start Data for the task
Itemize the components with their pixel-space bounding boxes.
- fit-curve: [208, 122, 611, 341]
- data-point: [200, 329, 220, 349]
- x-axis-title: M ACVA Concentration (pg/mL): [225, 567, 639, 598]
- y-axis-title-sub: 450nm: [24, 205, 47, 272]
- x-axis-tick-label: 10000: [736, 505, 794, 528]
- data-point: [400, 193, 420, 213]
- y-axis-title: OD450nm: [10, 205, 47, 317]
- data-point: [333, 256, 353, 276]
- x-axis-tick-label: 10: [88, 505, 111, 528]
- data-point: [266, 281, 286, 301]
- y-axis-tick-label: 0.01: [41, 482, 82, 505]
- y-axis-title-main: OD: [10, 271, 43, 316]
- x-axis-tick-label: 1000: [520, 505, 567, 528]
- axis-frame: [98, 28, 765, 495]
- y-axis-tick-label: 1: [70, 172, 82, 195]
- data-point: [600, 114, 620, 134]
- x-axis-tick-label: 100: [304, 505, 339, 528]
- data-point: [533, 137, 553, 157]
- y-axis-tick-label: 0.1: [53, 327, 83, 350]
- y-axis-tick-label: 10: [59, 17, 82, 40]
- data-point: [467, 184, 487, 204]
end Data for the task
start Data for the task
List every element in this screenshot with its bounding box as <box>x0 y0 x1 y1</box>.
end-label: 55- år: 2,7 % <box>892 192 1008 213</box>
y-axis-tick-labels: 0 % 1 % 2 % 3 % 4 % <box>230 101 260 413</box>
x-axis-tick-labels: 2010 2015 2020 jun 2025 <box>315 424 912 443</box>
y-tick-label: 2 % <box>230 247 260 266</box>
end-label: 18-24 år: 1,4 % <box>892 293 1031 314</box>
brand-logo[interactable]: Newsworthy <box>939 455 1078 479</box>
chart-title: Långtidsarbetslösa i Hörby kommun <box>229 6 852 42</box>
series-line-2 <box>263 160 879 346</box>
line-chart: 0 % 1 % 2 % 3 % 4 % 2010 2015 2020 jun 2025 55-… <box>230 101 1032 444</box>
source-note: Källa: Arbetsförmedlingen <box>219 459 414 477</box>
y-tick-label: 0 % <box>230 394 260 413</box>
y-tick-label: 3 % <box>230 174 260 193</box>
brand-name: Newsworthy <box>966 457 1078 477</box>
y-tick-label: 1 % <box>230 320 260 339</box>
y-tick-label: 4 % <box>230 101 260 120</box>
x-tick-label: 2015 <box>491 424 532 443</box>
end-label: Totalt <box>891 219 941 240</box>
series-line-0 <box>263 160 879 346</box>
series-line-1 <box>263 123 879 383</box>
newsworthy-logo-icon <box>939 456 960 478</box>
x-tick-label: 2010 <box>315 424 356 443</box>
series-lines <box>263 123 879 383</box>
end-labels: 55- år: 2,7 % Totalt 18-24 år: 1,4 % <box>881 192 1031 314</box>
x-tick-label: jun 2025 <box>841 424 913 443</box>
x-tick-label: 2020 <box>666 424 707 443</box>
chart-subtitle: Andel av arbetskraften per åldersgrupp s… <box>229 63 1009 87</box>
end Data for the task
start Data for the task
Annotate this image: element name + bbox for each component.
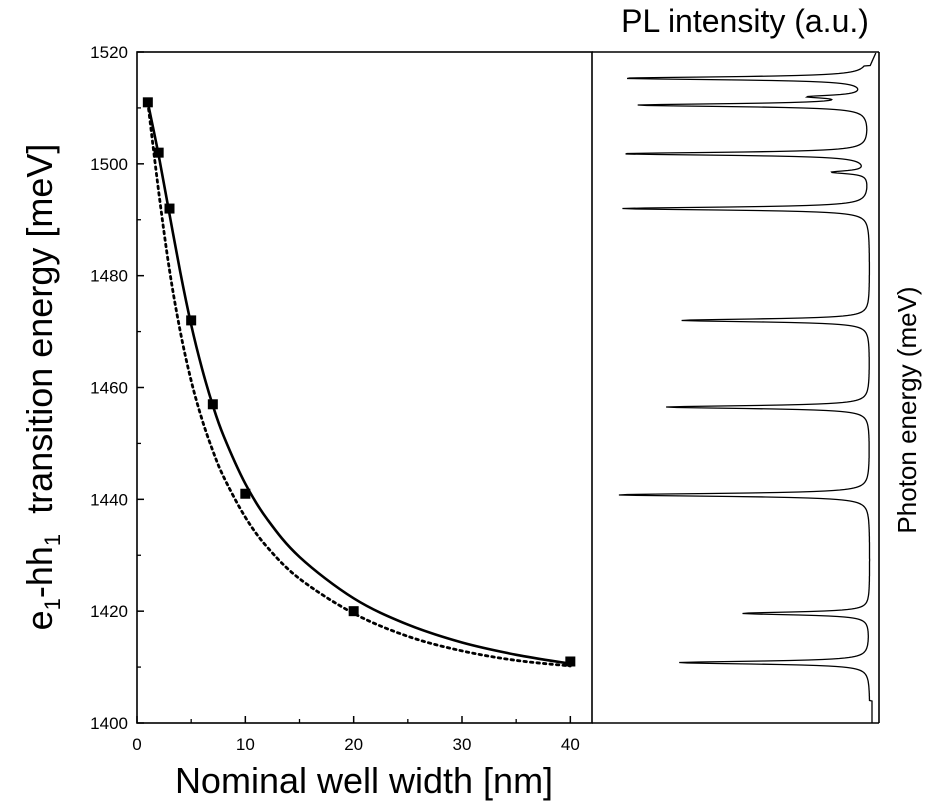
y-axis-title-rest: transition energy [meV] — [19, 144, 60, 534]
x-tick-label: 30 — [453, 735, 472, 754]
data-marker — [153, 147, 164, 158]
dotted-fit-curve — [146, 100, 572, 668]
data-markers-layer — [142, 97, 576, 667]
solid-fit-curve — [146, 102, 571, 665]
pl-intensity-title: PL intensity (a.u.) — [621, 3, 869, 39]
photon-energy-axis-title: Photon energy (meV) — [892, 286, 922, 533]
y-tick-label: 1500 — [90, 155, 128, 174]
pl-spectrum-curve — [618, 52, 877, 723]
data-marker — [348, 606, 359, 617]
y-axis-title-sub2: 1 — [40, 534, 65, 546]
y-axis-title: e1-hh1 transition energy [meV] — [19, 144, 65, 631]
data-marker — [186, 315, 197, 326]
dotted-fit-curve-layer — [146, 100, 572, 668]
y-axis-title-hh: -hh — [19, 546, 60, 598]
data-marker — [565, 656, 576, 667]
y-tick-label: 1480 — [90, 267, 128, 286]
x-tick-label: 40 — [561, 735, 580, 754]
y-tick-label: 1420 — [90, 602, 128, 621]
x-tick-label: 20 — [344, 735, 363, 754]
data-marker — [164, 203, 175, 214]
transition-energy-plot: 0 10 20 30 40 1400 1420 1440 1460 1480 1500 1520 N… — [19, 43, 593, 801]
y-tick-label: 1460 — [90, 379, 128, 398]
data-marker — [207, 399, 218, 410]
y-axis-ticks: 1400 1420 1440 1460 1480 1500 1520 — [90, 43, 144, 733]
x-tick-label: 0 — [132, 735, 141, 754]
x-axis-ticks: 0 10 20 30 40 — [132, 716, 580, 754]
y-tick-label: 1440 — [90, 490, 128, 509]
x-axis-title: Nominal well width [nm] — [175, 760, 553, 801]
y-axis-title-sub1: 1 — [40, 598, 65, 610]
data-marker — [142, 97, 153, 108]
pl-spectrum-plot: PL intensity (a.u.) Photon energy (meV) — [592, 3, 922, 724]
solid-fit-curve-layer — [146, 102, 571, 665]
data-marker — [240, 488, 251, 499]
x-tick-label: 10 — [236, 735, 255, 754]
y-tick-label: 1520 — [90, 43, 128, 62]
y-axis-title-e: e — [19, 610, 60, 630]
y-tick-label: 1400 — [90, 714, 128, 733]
end Data for the task
Your instructions
Swap "pl-spectrum-curve" for "pl-spectrum-line" in the items from the line with "y-axis-title-rest: transition energy" up to and including the line with "dotted-fit-curve-layer — [146, 100, 572, 668]". Return only those lines, with everything else kept the same.

Response for this exercise
y-axis-title-rest: transition energy [meV] — [19, 144, 60, 534]
x-tick-label: 30 — [453, 735, 472, 754]
data-marker — [153, 147, 164, 158]
dotted-fit-curve — [146, 100, 572, 668]
data-markers-layer — [142, 97, 576, 667]
solid-fit-curve — [146, 102, 571, 665]
pl-intensity-title: PL intensity (a.u.) — [621, 3, 869, 39]
photon-energy-axis-title: Photon energy (meV) — [892, 286, 922, 533]
y-tick-label: 1500 — [90, 155, 128, 174]
pl-spectrum-line — [618, 52, 877, 723]
data-marker — [348, 606, 359, 617]
y-axis-title-sub2: 1 — [40, 534, 65, 546]
y-axis-title: e1-hh1 transition energy [meV] — [19, 144, 65, 631]
data-marker — [186, 315, 197, 326]
dotted-fit-curve-layer — [146, 100, 572, 668]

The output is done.